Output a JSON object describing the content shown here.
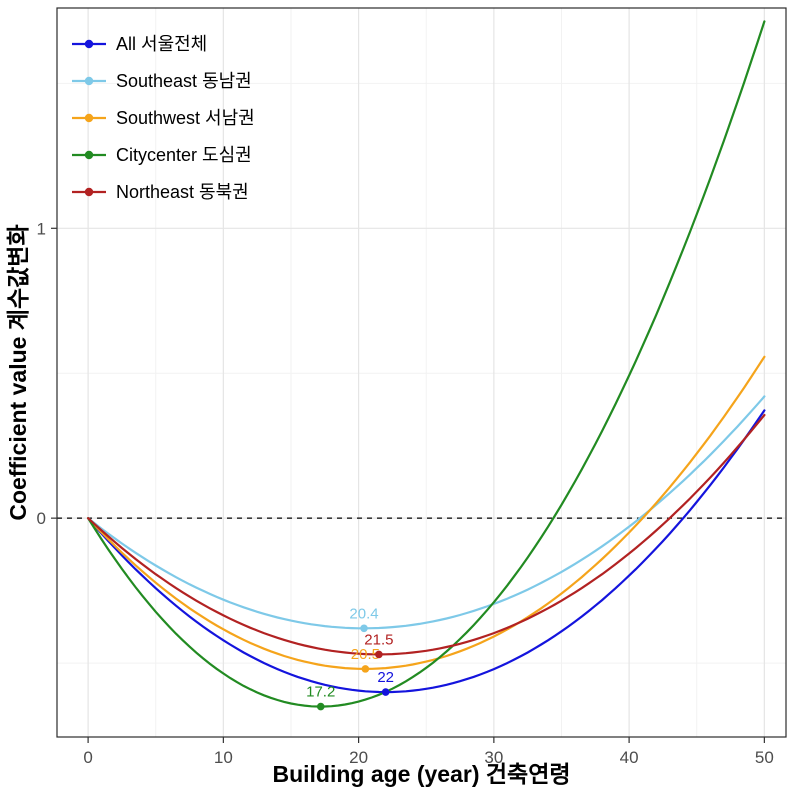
{
  "chart_data": {
    "type": "line",
    "title": "",
    "xlabel": "Building age (year) 건축연령",
    "ylabel": "Coefficient value 계수값변화",
    "xlim": [
      -2.3,
      51.6
    ],
    "ylim": [
      -0.755,
      1.76
    ],
    "x_ticks": [
      0,
      10,
      20,
      30,
      40,
      50
    ],
    "y_ticks": [
      0,
      1
    ],
    "x_minor": [
      5,
      15,
      25,
      35,
      45
    ],
    "y_minor": [
      -0.5,
      0.5,
      1.5
    ],
    "grid": true,
    "legend_position": "top-left-inside",
    "zero_line": {
      "y": 0,
      "style": "dashed",
      "color": "#000000"
    },
    "x": [
      0,
      5,
      10,
      15,
      20,
      25,
      30,
      35,
      40,
      45,
      50
    ],
    "series": [
      {
        "name": "all",
        "label": "All 서울전체",
        "color": "#1414DD",
        "min_point": {
          "x": 22,
          "y": -0.6,
          "label": "22"
        },
        "y": [
          0,
          -0.242,
          -0.421,
          -0.539,
          -0.595,
          -0.589,
          -0.521,
          -0.39,
          -0.198,
          0.056,
          0.372
        ]
      },
      {
        "name": "southeast",
        "label": "Southeast 동남권",
        "color": "#7EC9E8",
        "min_point": {
          "x": 20.4,
          "y": -0.38,
          "label": "20.4"
        },
        "y": [
          0,
          -0.163,
          -0.281,
          -0.353,
          -0.38,
          -0.361,
          -0.296,
          -0.185,
          -0.029,
          0.173,
          0.42
        ]
      },
      {
        "name": "southwest",
        "label": "Southwest 서남권",
        "color": "#F5A41B",
        "min_point": {
          "x": 20.5,
          "y": -0.52,
          "label": "20.5"
        },
        "y": [
          0,
          -0.223,
          -0.384,
          -0.483,
          -0.52,
          -0.495,
          -0.408,
          -0.26,
          -0.049,
          0.223,
          0.557
        ]
      },
      {
        "name": "citycenter",
        "label": "Citycenter 도심권",
        "color": "#228B22",
        "min_point": {
          "x": 17.2,
          "y": -0.65,
          "label": "17.2"
        },
        "y": [
          0,
          -0.323,
          -0.536,
          -0.639,
          -0.633,
          -0.516,
          -0.29,
          0.046,
          0.492,
          1.048,
          1.714
        ]
      },
      {
        "name": "northeast",
        "label": "Northeast 동북권",
        "color": "#B22222",
        "min_point": {
          "x": 21.5,
          "y": -0.47,
          "label": "21.5"
        },
        "y": [
          0,
          -0.193,
          -0.336,
          -0.427,
          -0.468,
          -0.458,
          -0.397,
          -0.285,
          -0.122,
          0.092,
          0.356
        ]
      }
    ]
  }
}
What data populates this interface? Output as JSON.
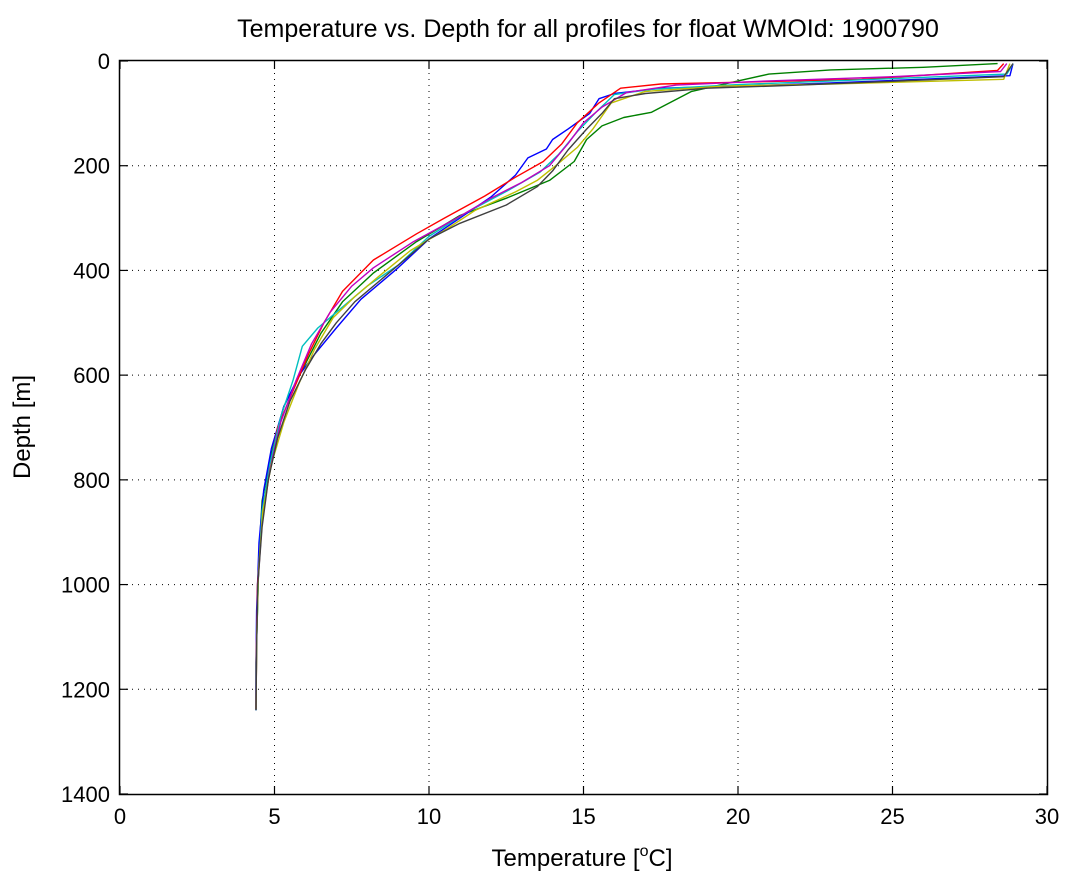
{
  "chart_data": {
    "type": "line",
    "title": "Temperature vs. Depth for all profiles for float WMOId: 1900790",
    "xlabel": "Temperature [",
    "xlabel_sup": "o",
    "xlabel_end": "C]",
    "ylabel": "Depth [m]",
    "xlim": [
      0,
      30
    ],
    "ylim": [
      0,
      1400
    ],
    "y_reversed": true,
    "grid": true,
    "xticks": [
      0,
      5,
      10,
      15,
      20,
      25,
      30
    ],
    "yticks": [
      0,
      200,
      400,
      600,
      800,
      1000,
      1200,
      1400
    ],
    "series": [
      {
        "color": "#008000",
        "points": [
          [
            28.4,
            5
          ],
          [
            26,
            12
          ],
          [
            23,
            17
          ],
          [
            21,
            25
          ],
          [
            20,
            38
          ],
          [
            18.5,
            58
          ],
          [
            17.2,
            98
          ],
          [
            16.3,
            108
          ],
          [
            15.6,
            124
          ],
          [
            15.1,
            150
          ],
          [
            14.7,
            192
          ],
          [
            13.9,
            228
          ],
          [
            12.5,
            262
          ],
          [
            11,
            295
          ],
          [
            9.6,
            345
          ],
          [
            8.2,
            405
          ],
          [
            7.2,
            460
          ],
          [
            6.5,
            520
          ],
          [
            5.9,
            590
          ],
          [
            5.3,
            660
          ],
          [
            4.9,
            750
          ],
          [
            4.6,
            840
          ],
          [
            4.5,
            940
          ],
          [
            4.45,
            1050
          ],
          [
            4.4,
            1150
          ],
          [
            4.4,
            1238
          ]
        ]
      },
      {
        "color": "#0000ff",
        "points": [
          [
            28.9,
            5
          ],
          [
            28.8,
            28
          ],
          [
            23,
            42
          ],
          [
            20,
            48
          ],
          [
            17.5,
            52
          ],
          [
            16,
            62
          ],
          [
            15.5,
            72
          ],
          [
            15.2,
            100
          ],
          [
            14.5,
            130
          ],
          [
            14,
            150
          ],
          [
            13.8,
            168
          ],
          [
            13.2,
            185
          ],
          [
            12.8,
            218
          ],
          [
            12,
            260
          ],
          [
            11,
            300
          ],
          [
            10,
            340
          ],
          [
            9,
            395
          ],
          [
            7.8,
            455
          ],
          [
            7,
            510
          ],
          [
            6.3,
            560
          ],
          [
            5.8,
            600
          ],
          [
            5.3,
            660
          ],
          [
            4.9,
            740
          ],
          [
            4.65,
            820
          ],
          [
            4.5,
            920
          ],
          [
            4.42,
            1050
          ],
          [
            4.4,
            1150
          ],
          [
            4.4,
            1240
          ]
        ]
      },
      {
        "color": "#ff0000",
        "points": [
          [
            28.6,
            5
          ],
          [
            28.4,
            18
          ],
          [
            24,
            35
          ],
          [
            20.5,
            40
          ],
          [
            17.5,
            44
          ],
          [
            16.2,
            52
          ],
          [
            15.5,
            80
          ],
          [
            14.8,
            118
          ],
          [
            14.3,
            158
          ],
          [
            13.7,
            192
          ],
          [
            12.8,
            222
          ],
          [
            11.8,
            258
          ],
          [
            10.5,
            300
          ],
          [
            9.6,
            330
          ],
          [
            8.2,
            380
          ],
          [
            7.2,
            440
          ],
          [
            6.6,
            500
          ],
          [
            6.1,
            560
          ],
          [
            5.6,
            630
          ],
          [
            5.1,
            700
          ],
          [
            4.8,
            790
          ],
          [
            4.6,
            880
          ],
          [
            4.45,
            1000
          ],
          [
            4.42,
            1120
          ],
          [
            4.4,
            1238
          ]
        ]
      },
      {
        "color": "#00bfbf",
        "points": [
          [
            28.9,
            5
          ],
          [
            28.7,
            25
          ],
          [
            24,
            36
          ],
          [
            20,
            45
          ],
          [
            17.2,
            54
          ],
          [
            16,
            64
          ],
          [
            15.4,
            98
          ],
          [
            14.8,
            135
          ],
          [
            14.2,
            178
          ],
          [
            13.6,
            212
          ],
          [
            12.6,
            246
          ],
          [
            11.2,
            290
          ],
          [
            10,
            335
          ],
          [
            9,
            390
          ],
          [
            8,
            430
          ],
          [
            7,
            480
          ],
          [
            6.4,
            510
          ],
          [
            5.9,
            545
          ],
          [
            5.6,
            610
          ],
          [
            5.2,
            680
          ],
          [
            4.85,
            770
          ],
          [
            4.6,
            860
          ],
          [
            4.48,
            980
          ],
          [
            4.42,
            1110
          ],
          [
            4.4,
            1240
          ]
        ]
      },
      {
        "color": "#bf00bf",
        "points": [
          [
            28.7,
            5
          ],
          [
            28.5,
            20
          ],
          [
            25,
            30
          ],
          [
            21,
            38
          ],
          [
            18,
            46
          ],
          [
            16.4,
            60
          ],
          [
            15.6,
            88
          ],
          [
            15,
            118
          ],
          [
            14.5,
            158
          ],
          [
            13.9,
            200
          ],
          [
            13,
            232
          ],
          [
            12,
            262
          ],
          [
            10.9,
            300
          ],
          [
            9.5,
            345
          ],
          [
            8.2,
            395
          ],
          [
            7.5,
            430
          ],
          [
            6.8,
            480
          ],
          [
            6.2,
            540
          ],
          [
            5.7,
            610
          ],
          [
            5.2,
            690
          ],
          [
            4.85,
            780
          ],
          [
            4.6,
            880
          ],
          [
            4.46,
            1000
          ],
          [
            4.41,
            1120
          ],
          [
            4.4,
            1238
          ]
        ]
      },
      {
        "color": "#bfbf00",
        "points": [
          [
            28.8,
            5
          ],
          [
            28.6,
            35
          ],
          [
            23,
            44
          ],
          [
            19.5,
            48
          ],
          [
            17,
            58
          ],
          [
            15.9,
            80
          ],
          [
            15.3,
            130
          ],
          [
            14.8,
            165
          ],
          [
            14.1,
            200
          ],
          [
            13.5,
            228
          ],
          [
            12.8,
            250
          ],
          [
            11.5,
            285
          ],
          [
            10.6,
            320
          ],
          [
            9.4,
            362
          ],
          [
            8.4,
            410
          ],
          [
            7.6,
            450
          ],
          [
            6.9,
            490
          ],
          [
            6.3,
            550
          ],
          [
            5.8,
            615
          ],
          [
            5.3,
            690
          ],
          [
            4.9,
            770
          ],
          [
            4.62,
            860
          ],
          [
            4.48,
            980
          ],
          [
            4.42,
            1110
          ],
          [
            4.4,
            1238
          ]
        ]
      },
      {
        "color": "#404040",
        "points": [
          [
            28.9,
            5
          ],
          [
            28.6,
            30
          ],
          [
            22,
            46
          ],
          [
            19,
            52
          ],
          [
            17,
            62
          ],
          [
            16,
            72
          ],
          [
            15.6,
            100
          ],
          [
            15.1,
            130
          ],
          [
            14.5,
            170
          ],
          [
            14,
            210
          ],
          [
            13.5,
            240
          ],
          [
            12.5,
            275
          ],
          [
            11,
            310
          ],
          [
            10,
            340
          ],
          [
            9.2,
            380
          ],
          [
            8.4,
            420
          ],
          [
            7.6,
            460
          ],
          [
            7,
            500
          ],
          [
            6.5,
            540
          ],
          [
            6,
            590
          ],
          [
            5.5,
            650
          ],
          [
            5.1,
            720
          ],
          [
            4.8,
            800
          ],
          [
            4.6,
            890
          ],
          [
            4.46,
            1000
          ],
          [
            4.42,
            1120
          ],
          [
            4.4,
            1240
          ]
        ]
      }
    ]
  }
}
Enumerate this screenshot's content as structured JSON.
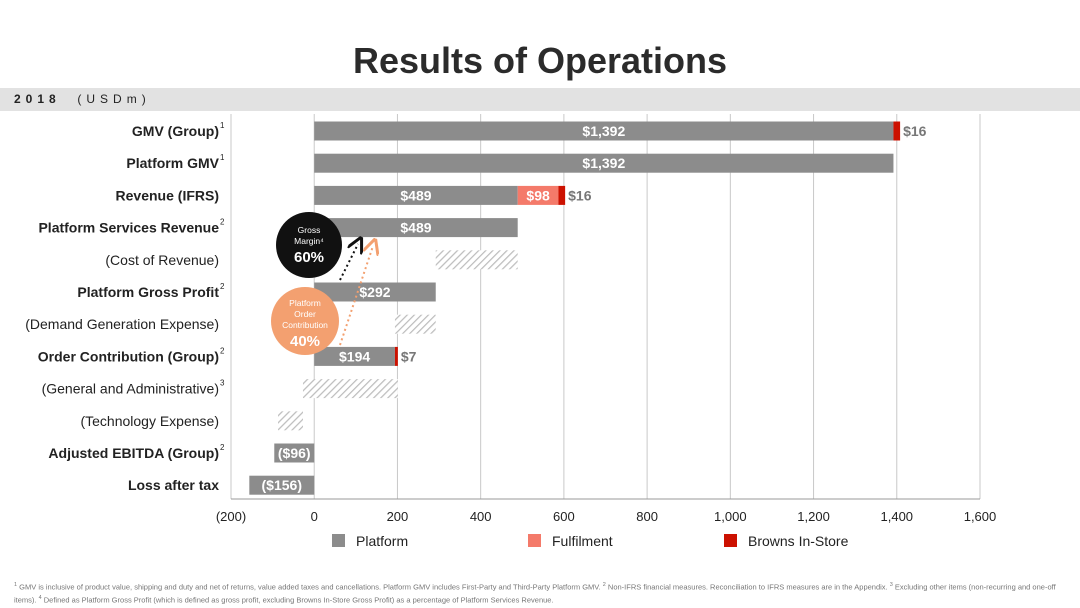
{
  "title": "Results of Operations",
  "subtitle_year": "2018",
  "subtitle_unit": "(USDm)",
  "colors": {
    "platform": "#8c8c8c",
    "fulfilment": "#f47a6a",
    "browns": "#cc1100",
    "gross_margin_circle": "#111111",
    "poc_circle": "#f3a070",
    "hatch": "#bdbdbd"
  },
  "chart_data": {
    "type": "bar",
    "orientation": "horizontal-waterfall",
    "xlim": [
      -200,
      1600
    ],
    "xticks": [
      "(200)",
      "0",
      "200",
      "400",
      "600",
      "800",
      "1,000",
      "1,200",
      "1,400",
      "1,600"
    ],
    "xtick_values": [
      -200,
      0,
      200,
      400,
      600,
      800,
      1000,
      1200,
      1400,
      1600
    ],
    "grid": "vertical",
    "legend": [
      {
        "name": "Platform",
        "key": "platform"
      },
      {
        "name": "Fulfilment",
        "key": "fulfilment"
      },
      {
        "name": "Browns In-Store",
        "key": "browns"
      }
    ],
    "rows": [
      {
        "label": "GMV (Group)",
        "sup": "1",
        "bold": true,
        "segments": [
          {
            "series": "platform",
            "start": 0,
            "end": 1392,
            "label": "$1,392",
            "label_pos": "inside"
          },
          {
            "series": "browns",
            "start": 1392,
            "end": 1408,
            "label": "$16",
            "label_pos": "outside"
          }
        ]
      },
      {
        "label": "Platform GMV",
        "sup": "1",
        "bold": true,
        "segments": [
          {
            "series": "platform",
            "start": 0,
            "end": 1392,
            "label": "$1,392",
            "label_pos": "inside"
          }
        ]
      },
      {
        "label": "Revenue (IFRS)",
        "sup": "",
        "bold": true,
        "segments": [
          {
            "series": "platform",
            "start": 0,
            "end": 489,
            "label": "$489",
            "label_pos": "inside"
          },
          {
            "series": "fulfilment",
            "start": 489,
            "end": 587,
            "label": "$98",
            "label_pos": "inside"
          },
          {
            "series": "browns",
            "start": 587,
            "end": 603,
            "label": "$16",
            "label_pos": "outside"
          }
        ]
      },
      {
        "label": "Platform Services Revenue",
        "sup": "2",
        "bold": true,
        "segments": [
          {
            "series": "platform",
            "start": 0,
            "end": 489,
            "label": "$489",
            "label_pos": "inside"
          }
        ]
      },
      {
        "label": "(Cost of Revenue)",
        "sup": "",
        "bold": false,
        "segments": [
          {
            "series": "hatch",
            "start": 292,
            "end": 489,
            "label": "",
            "label_pos": ""
          }
        ]
      },
      {
        "label": "Platform Gross Profit",
        "sup": "2",
        "bold": true,
        "segments": [
          {
            "series": "platform",
            "start": 0,
            "end": 292,
            "label": "$292",
            "label_pos": "inside"
          }
        ]
      },
      {
        "label": "(Demand Generation Expense)",
        "sup": "",
        "bold": false,
        "segments": [
          {
            "series": "hatch",
            "start": 194,
            "end": 292,
            "label": "",
            "label_pos": ""
          }
        ]
      },
      {
        "label": "Order Contribution (Group)",
        "sup": "2",
        "bold": true,
        "segments": [
          {
            "series": "platform",
            "start": 0,
            "end": 194,
            "label": "$194",
            "label_pos": "inside"
          },
          {
            "series": "browns",
            "start": 194,
            "end": 201,
            "label": "$7",
            "label_pos": "outside"
          }
        ]
      },
      {
        "label": "(General and Administrative)",
        "sup": "3",
        "bold": false,
        "segments": [
          {
            "series": "hatch",
            "start": -27,
            "end": 201,
            "label": "",
            "label_pos": ""
          }
        ]
      },
      {
        "label": "(Technology Expense)",
        "sup": "",
        "bold": false,
        "segments": [
          {
            "series": "hatch",
            "start": -87,
            "end": -27,
            "label": "",
            "label_pos": ""
          }
        ]
      },
      {
        "label": "Adjusted EBITDA (Group)",
        "sup": "2",
        "bold": true,
        "segments": [
          {
            "series": "platform",
            "start": -96,
            "end": 0,
            "label": "($96)",
            "label_pos": "inside"
          }
        ]
      },
      {
        "label": "Loss after tax",
        "sup": "",
        "bold": true,
        "segments": [
          {
            "series": "platform",
            "start": -156,
            "end": 0,
            "label": "($156)",
            "label_pos": "inside"
          }
        ]
      }
    ],
    "annotations": [
      {
        "kind": "gross-margin",
        "lines": [
          "Gross",
          "Margin⁴"
        ],
        "value": "60%"
      },
      {
        "kind": "platform-order-contribution",
        "lines": [
          "Platform",
          "Order",
          "Contribution"
        ],
        "value": "40%"
      }
    ]
  },
  "footnote": {
    "parts": [
      {
        "sup": "1",
        "text": " GMV is inclusive of product value, shipping and duty and net of returns, value added taxes and cancellations. Platform GMV includes First-Party and Third-Party Platform GMV. "
      },
      {
        "sup": "2",
        "text": " Non-IFRS financial measures. Reconciliation to IFRS measures are in the Appendix. "
      },
      {
        "sup": "3",
        "text": " Excluding other items (non-recurring and one-off items). "
      },
      {
        "sup": "4",
        "text": " Defined as Platform Gross Profit (which is defined as gross profit, excluding Browns In-Store Gross Profit) as a percentage of Platform Services Revenue."
      }
    ]
  }
}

**Problem details**
Your task is to list each line of the records with the word "JSON".

**Exercise output**
Output a JSON object describing the content shown here.
What data populates this interface? Output as JSON.
Enumerate this screenshot's content as structured JSON.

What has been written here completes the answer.